» **Listed entries**
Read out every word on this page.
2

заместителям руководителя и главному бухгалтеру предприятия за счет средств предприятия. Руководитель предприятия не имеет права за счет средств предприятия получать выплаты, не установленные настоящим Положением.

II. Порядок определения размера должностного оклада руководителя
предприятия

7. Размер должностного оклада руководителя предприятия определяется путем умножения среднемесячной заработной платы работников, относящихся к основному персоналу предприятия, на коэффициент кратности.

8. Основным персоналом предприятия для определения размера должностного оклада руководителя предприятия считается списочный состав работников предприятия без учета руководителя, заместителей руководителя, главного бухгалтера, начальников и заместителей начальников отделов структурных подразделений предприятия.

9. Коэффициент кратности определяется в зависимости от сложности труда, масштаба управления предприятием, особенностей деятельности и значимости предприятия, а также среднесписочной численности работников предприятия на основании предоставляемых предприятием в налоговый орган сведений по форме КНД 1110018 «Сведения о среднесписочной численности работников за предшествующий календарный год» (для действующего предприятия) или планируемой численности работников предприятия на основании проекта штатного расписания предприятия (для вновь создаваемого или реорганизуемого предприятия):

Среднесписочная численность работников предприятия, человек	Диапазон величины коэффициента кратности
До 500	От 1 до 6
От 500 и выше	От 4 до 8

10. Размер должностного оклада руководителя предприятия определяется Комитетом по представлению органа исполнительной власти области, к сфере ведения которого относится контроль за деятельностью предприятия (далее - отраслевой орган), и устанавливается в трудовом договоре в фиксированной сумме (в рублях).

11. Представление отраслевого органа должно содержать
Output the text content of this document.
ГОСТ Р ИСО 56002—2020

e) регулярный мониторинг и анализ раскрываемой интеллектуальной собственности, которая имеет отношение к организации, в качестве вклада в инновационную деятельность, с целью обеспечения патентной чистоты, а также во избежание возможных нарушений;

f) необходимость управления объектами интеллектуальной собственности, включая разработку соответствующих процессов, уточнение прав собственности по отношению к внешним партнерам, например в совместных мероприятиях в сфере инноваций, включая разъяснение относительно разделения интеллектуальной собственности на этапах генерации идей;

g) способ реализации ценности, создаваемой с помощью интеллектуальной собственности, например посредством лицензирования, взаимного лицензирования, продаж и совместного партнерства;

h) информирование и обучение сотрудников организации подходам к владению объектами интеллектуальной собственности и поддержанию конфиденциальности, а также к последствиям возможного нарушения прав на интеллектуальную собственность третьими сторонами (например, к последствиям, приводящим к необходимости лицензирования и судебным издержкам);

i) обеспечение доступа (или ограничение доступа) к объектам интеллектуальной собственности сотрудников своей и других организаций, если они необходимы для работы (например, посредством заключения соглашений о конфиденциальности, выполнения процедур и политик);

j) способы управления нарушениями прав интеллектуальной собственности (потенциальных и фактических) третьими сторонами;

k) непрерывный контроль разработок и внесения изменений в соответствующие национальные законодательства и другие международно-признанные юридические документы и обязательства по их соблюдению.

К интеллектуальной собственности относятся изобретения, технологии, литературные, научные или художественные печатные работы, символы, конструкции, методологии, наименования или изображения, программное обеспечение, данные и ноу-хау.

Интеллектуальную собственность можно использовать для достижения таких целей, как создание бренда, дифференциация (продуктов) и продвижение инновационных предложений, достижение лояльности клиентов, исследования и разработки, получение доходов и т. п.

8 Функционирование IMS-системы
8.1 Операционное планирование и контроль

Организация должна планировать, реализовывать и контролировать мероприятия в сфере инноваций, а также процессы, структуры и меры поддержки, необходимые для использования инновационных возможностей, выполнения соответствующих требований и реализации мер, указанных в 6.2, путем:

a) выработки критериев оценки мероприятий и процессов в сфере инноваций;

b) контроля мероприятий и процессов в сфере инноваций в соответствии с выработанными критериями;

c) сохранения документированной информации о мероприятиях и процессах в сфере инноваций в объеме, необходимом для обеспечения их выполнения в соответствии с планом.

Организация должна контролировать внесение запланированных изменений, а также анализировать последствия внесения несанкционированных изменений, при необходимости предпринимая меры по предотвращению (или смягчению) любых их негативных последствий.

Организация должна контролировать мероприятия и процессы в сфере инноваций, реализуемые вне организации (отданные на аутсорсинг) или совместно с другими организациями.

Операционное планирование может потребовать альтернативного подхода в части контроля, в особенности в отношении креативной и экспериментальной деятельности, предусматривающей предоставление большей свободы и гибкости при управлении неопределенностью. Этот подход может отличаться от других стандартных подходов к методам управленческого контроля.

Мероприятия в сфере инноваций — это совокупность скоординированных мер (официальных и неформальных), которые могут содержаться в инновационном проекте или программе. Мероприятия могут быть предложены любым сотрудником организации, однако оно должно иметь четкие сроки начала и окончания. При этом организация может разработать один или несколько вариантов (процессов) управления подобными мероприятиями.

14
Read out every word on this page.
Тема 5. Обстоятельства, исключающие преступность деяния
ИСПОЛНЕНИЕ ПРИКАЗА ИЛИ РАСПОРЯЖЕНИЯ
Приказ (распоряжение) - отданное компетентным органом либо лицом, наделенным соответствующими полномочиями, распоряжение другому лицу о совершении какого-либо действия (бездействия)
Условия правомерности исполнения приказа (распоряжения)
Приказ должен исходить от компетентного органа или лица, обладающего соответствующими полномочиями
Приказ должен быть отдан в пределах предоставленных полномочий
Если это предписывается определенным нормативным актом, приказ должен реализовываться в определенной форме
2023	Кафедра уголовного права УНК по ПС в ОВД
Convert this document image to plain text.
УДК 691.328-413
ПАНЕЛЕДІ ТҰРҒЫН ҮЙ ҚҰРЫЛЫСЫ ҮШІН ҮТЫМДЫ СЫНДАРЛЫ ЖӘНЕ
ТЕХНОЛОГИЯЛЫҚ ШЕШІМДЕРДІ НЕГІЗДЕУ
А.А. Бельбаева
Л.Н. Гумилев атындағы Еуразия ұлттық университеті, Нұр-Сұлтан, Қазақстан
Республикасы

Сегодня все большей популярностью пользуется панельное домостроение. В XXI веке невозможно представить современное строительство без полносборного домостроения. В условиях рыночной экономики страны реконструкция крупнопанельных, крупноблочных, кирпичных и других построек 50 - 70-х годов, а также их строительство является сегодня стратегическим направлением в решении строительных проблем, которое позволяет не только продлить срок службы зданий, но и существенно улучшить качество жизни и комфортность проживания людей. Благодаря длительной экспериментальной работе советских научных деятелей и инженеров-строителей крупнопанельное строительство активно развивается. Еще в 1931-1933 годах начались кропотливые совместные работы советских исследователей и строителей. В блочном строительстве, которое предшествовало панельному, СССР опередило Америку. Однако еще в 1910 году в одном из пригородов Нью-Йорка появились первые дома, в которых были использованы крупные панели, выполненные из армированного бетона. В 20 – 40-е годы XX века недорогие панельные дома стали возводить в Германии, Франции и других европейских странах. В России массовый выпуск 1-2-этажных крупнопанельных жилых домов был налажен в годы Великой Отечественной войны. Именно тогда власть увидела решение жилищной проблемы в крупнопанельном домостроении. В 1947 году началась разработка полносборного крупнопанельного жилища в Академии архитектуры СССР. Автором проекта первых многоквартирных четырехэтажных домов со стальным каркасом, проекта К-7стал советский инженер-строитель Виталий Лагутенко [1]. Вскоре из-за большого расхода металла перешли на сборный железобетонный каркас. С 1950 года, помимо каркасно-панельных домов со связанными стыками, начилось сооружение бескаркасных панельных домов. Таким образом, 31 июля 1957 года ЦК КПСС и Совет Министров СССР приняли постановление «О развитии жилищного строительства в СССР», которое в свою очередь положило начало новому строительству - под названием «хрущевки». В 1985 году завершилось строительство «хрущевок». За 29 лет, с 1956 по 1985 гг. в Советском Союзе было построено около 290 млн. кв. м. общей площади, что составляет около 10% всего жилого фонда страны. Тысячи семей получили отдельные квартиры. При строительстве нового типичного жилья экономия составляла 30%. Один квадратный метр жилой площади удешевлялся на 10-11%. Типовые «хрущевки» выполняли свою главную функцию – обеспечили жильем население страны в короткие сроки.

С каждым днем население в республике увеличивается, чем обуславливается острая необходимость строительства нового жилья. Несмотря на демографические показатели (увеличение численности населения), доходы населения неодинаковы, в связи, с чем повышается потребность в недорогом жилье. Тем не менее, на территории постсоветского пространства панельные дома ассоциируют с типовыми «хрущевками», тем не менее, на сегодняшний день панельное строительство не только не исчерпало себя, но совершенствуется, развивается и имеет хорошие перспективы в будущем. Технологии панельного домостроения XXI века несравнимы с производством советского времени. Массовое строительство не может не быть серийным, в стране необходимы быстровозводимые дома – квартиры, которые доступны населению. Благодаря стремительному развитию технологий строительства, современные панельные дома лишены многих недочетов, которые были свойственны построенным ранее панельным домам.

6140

» **Request**
Copy out every line in the entries above that holds "this".

» **Correct response**
Read out every word on this page.
Output the text content of this document.
Read out every word on this page.
Convert this document image to plain text.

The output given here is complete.